> STATED TASK
Collect every line of the records below that contains the word "VirtualBox".

> GIVEN INFORMATION

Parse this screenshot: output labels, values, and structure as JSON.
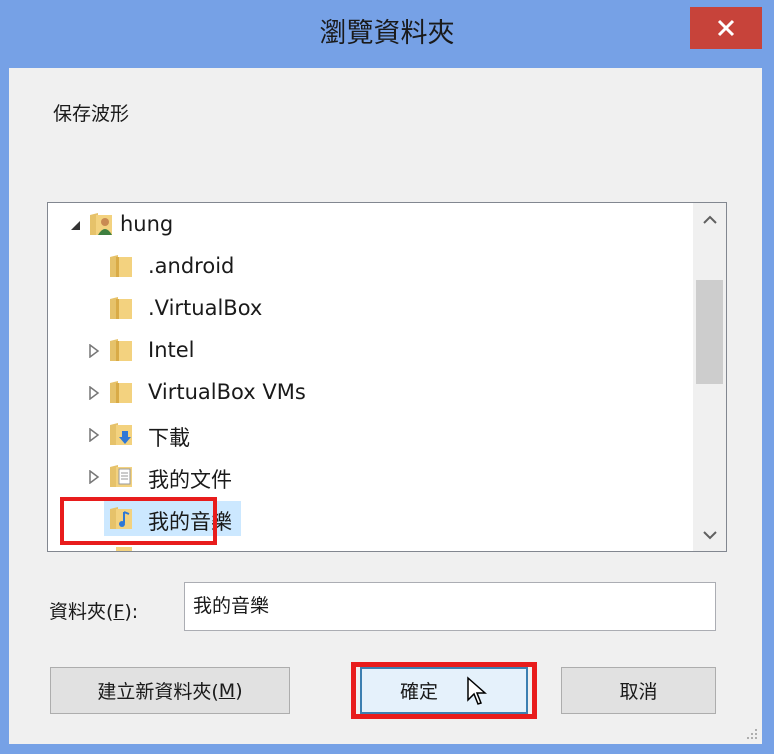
{
  "window": {
    "title": "瀏覽資料夾"
  },
  "description": "保存波形",
  "tree": {
    "items": [
      {
        "label": "hung",
        "icon": "user-folder-icon",
        "expander": "expanded",
        "indent": 0
      },
      {
        "label": ".android",
        "icon": "folder-icon",
        "expander": "none",
        "indent": 1
      },
      {
        "label": ".VirtualBox",
        "icon": "folder-icon",
        "expander": "none",
        "indent": 1
      },
      {
        "label": "Intel",
        "icon": "folder-icon",
        "expander": "collapsed",
        "indent": 1
      },
      {
        "label": "VirtualBox VMs",
        "icon": "folder-icon",
        "expander": "collapsed",
        "indent": 1
      },
      {
        "label": "下載",
        "icon": "downloads-folder-icon",
        "expander": "collapsed",
        "indent": 1
      },
      {
        "label": "我的文件",
        "icon": "documents-folder-icon",
        "expander": "collapsed",
        "indent": 1
      },
      {
        "label": "我的音樂",
        "icon": "music-folder-icon",
        "expander": "none",
        "indent": 1,
        "selected": true
      }
    ]
  },
  "folder_field": {
    "label": "資料夾(F):",
    "value": "我的音樂"
  },
  "buttons": {
    "new_folder": "建立新資料夾(M)",
    "ok": "確定",
    "cancel": "取消"
  },
  "colors": {
    "highlight": "#e81c1c",
    "title_bar": "#76a1e6",
    "close": "#c7433a"
  }
}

> COMPLETED TASK
        "label": ".VirtualBox",
        "label": "VirtualBox VMs",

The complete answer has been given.